(Recorded data)
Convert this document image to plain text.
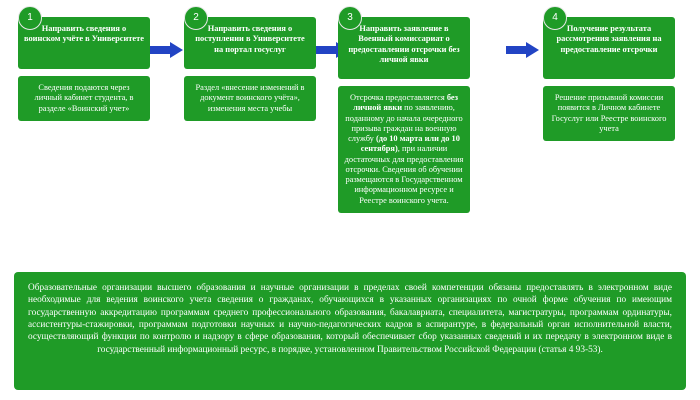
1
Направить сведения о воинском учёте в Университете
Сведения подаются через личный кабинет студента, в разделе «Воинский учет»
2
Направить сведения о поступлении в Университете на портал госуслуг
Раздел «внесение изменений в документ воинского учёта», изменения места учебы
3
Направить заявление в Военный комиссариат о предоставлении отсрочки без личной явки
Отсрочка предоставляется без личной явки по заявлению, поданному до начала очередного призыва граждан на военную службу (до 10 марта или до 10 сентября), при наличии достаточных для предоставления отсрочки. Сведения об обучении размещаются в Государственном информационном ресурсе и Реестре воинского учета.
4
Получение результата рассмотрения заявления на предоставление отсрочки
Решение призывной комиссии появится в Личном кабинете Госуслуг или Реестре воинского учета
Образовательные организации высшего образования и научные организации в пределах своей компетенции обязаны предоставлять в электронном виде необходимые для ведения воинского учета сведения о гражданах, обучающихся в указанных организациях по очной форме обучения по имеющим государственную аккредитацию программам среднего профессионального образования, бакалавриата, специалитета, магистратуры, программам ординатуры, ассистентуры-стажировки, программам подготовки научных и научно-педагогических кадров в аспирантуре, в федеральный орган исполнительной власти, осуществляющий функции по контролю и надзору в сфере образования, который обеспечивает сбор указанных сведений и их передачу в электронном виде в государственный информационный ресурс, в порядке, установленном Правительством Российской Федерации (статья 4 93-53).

EXERCISE OBJECTIVE: Say how many lines in the entries contain the string "Реестре", and leave out everything else.

RESPONSE TO THIS EXERCISE: 2